__Input for this task__.
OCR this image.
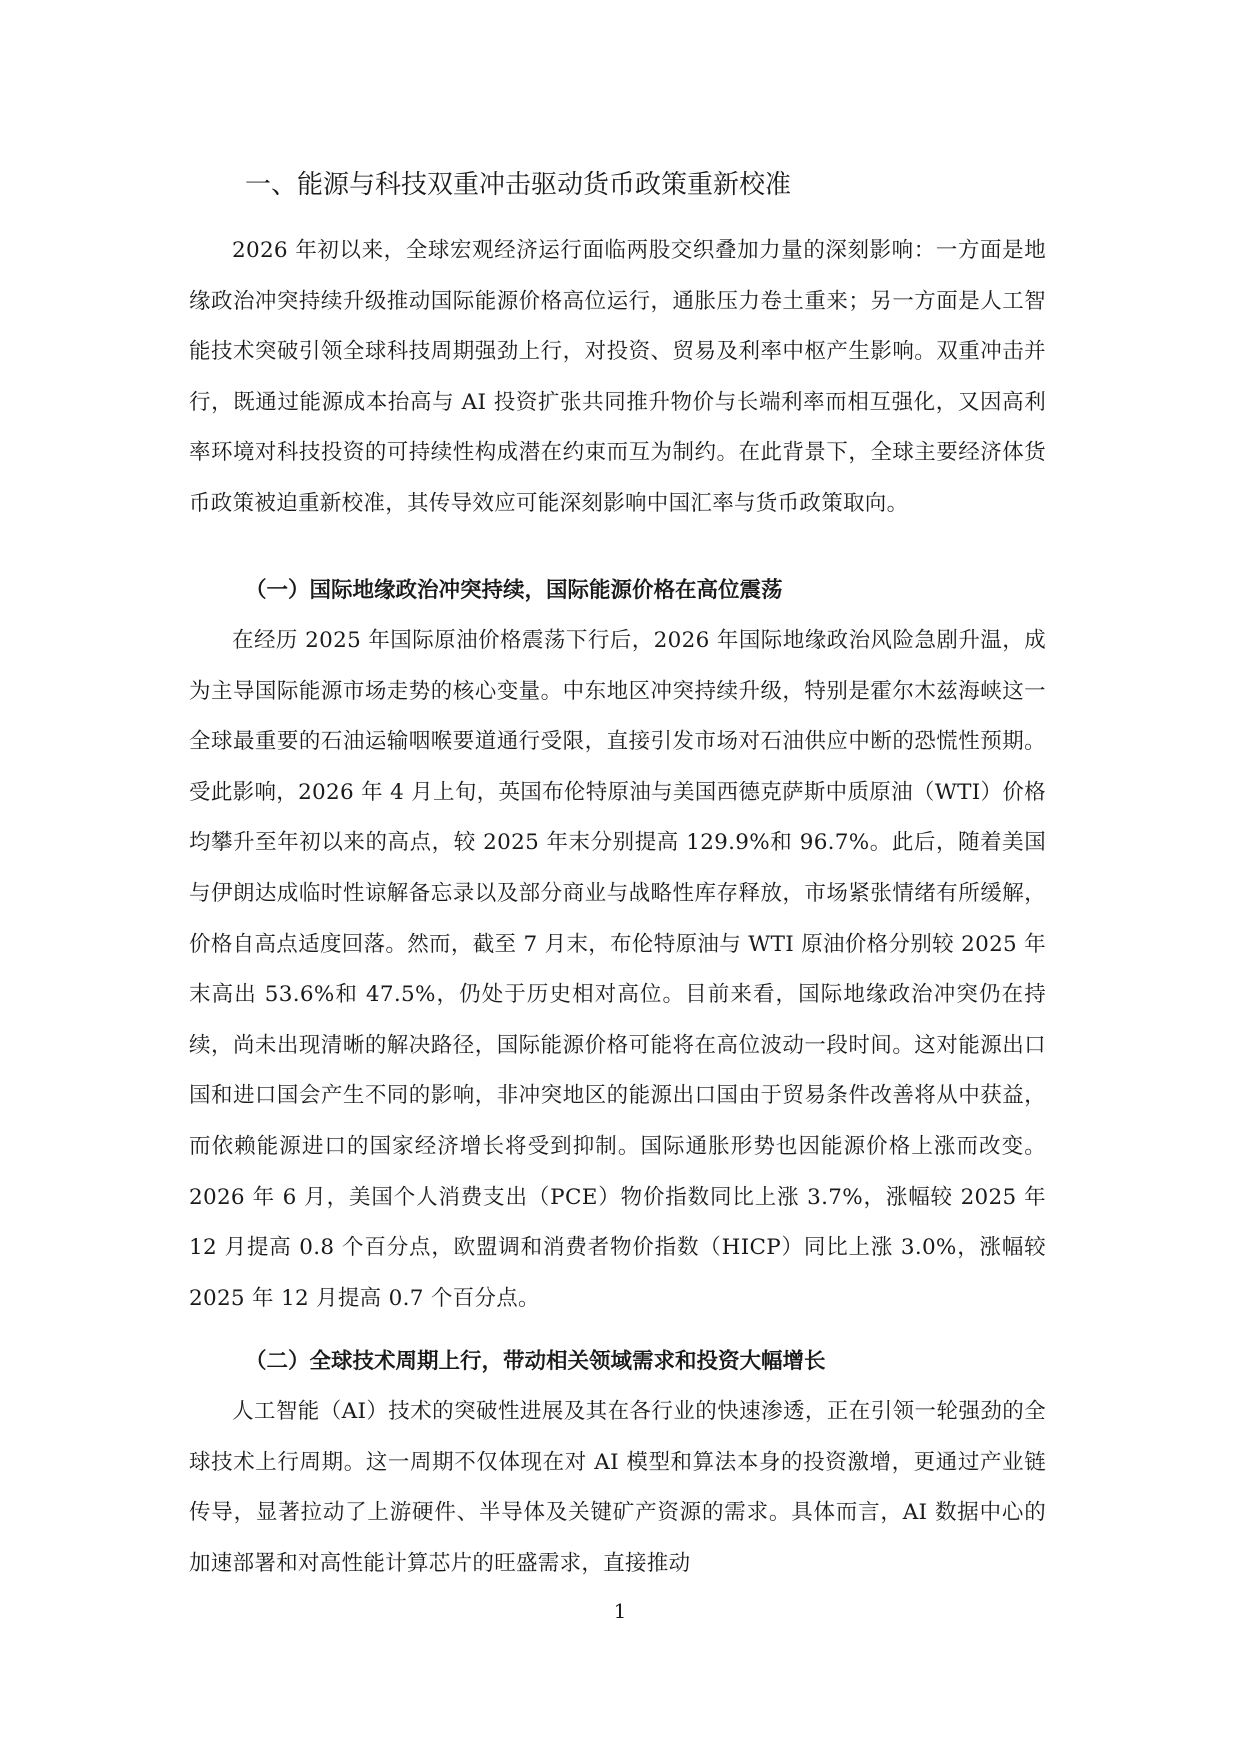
一、能源与科技双重冲击驱动货币政策重新校准

2026 年初以来，全球宏观经济运行面临两股交织叠加力量的深刻影响：一方面是地缘政治冲突持续升级推动国际能源价格高位运行，通胀压力卷土重来；另一方面是人工智能技术突破引领全球科技周期强劲上行，对投资、贸易及利率中枢产生影响。双重冲击并行，既通过能源成本抬高与 AI 投资扩张共同推升物价与长端利率而相互强化，又因高利率环境对科技投资的可持续性构成潜在约束而互为制约。在此背景下，全球主要经济体货币政策被迫重新校准，其传导效应可能深刻影响中国汇率与货币政策取向。

（一）国际地缘政治冲突持续，国际能源价格在高位震荡

在经历 2025 年国际原油价格震荡下行后，2026 年国际地缘政治风险急剧升温，成为主导国际能源市场走势的核心变量。中东地区冲突持续升级，特别是霍尔木兹海峡这一全球最重要的石油运输咽喉要道通行受限，直接引发市场对石油供应中断的恐慌性预期。受此影响，2026 年 4 月上旬，英国布伦特原油与美国西德克萨斯中质原油（WTI）价格均攀升至年初以来的高点，较 2025 年末分别提高 129.9%和 96.7%。此后，随着美国与伊朗达成临时性谅解备忘录以及部分商业与战略性库存释放，市场紧张情绪有所缓解，价格自高点适度回落。然而，截至 7 月末，布伦特原油与 WTI 原油价格分别较 2025 年末高出 53.6%和 47.5%，仍处于历史相对高位。目前来看，国际地缘政治冲突仍在持续，尚未出现清晰的解决路径，国际能源价格可能将在高位波动一段时间。这对能源出口国和进口国会产生不同的影响，非冲突地区的能源出口国由于贸易条件改善将从中获益，而依赖能源进口的国家经济增长将受到抑制。国际通胀形势也因能源价格上涨而改变。2026 年 6 月，美国个人消费支出（PCE）物价指数同比上涨 3.7%，涨幅较 2025 年 12 月提高 0.8 个百分点，欧盟调和消费者物价指数（HICP）同比上涨 3.0%，涨幅较 2025 年 12 月提高 0.7 个百分点。

（二）全球技术周期上行，带动相关领域需求和投资大幅增长

人工智能（AI）技术的突破性进展及其在各行业的快速渗透，正在引领一轮强劲的全球技术上行周期。这一周期不仅体现在对 AI 模型和算法本身的投资激增，更通过产业链传导，显著拉动了上游硬件、半导体及关键矿产资源的需求。具体而言，AI 数据中心的加速部署和对高性能计算芯片的旺盛需求，直接推动

1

__Instruction__.
Transcribe the whole listing, character for character, but not its images.

__Result for this task__.
OCR this image.
一、能源与科技双重冲击驱动货币政策重新校准

2026 年初以来，全球宏观经济运行面临两股交织叠加力量的深刻影响：一方面是地缘政治冲突持续升级推动国际能源价格高位运行，通胀压力卷土重来；另一方面是人工智能技术突破引领全球科技周期强劲上行，对投资、贸易及利率中枢产生影响。双重冲击并行，既通过能源成本抬高与 AI 投资扩张共同推升物价与长端利率而相互强化，又因高利率环境对科技投资的可持续性构成潜在约束而互为制约。在此背景下，全球主要经济体货币政策被迫重新校准，其传导效应可能深刻影响中国汇率与货币政策取向。

（一）国际地缘政治冲突持续，国际能源价格在高位震荡

在经历 2025 年国际原油价格震荡下行后，2026 年国际地缘政治风险急剧升温，成为主导国际能源市场走势的核心变量。中东地区冲突持续升级，特别是霍尔木兹海峡这一全球最重要的石油运输咽喉要道通行受限，直接引发市场对石油供应中断的恐慌性预期。受此影响，2026 年 4 月上旬，英国布伦特原油与美国西德克萨斯中质原油（WTI）价格均攀升至年初以来的高点，较 2025 年末分别提高 129.9%和 96.7%。此后，随着美国与伊朗达成临时性谅解备忘录以及部分商业与战略性库存释放，市场紧张情绪有所缓解，价格自高点适度回落。然而，截至 7 月末，布伦特原油与 WTI 原油价格分别较 2025 年末高出 53.6%和 47.5%，仍处于历史相对高位。目前来看，国际地缘政治冲突仍在持续，尚未出现清晰的解决路径，国际能源价格可能将在高位波动一段时间。这对能源出口国和进口国会产生不同的影响，非冲突地区的能源出口国由于贸易条件改善将从中获益，而依赖能源进口的国家经济增长将受到抑制。国际通胀形势也因能源价格上涨而改变。2026 年 6 月，美国个人消费支出（PCE）物价指数同比上涨 3.7%，涨幅较 2025 年 12 月提高 0.8 个百分点，欧盟调和消费者物价指数（HICP）同比上涨 3.0%，涨幅较 2025 年 12 月提高 0.7 个百分点。

（二）全球技术周期上行，带动相关领域需求和投资大幅增长

人工智能（AI）技术的突破性进展及其在各行业的快速渗透，正在引领一轮强劲的全球技术上行周期。这一周期不仅体现在对 AI 模型和算法本身的投资激增，更通过产业链传导，显著拉动了上游硬件、半导体及关键矿产资源的需求。具体而言，AI 数据中心的加速部署和对高性能计算芯片的旺盛需求，直接推动

1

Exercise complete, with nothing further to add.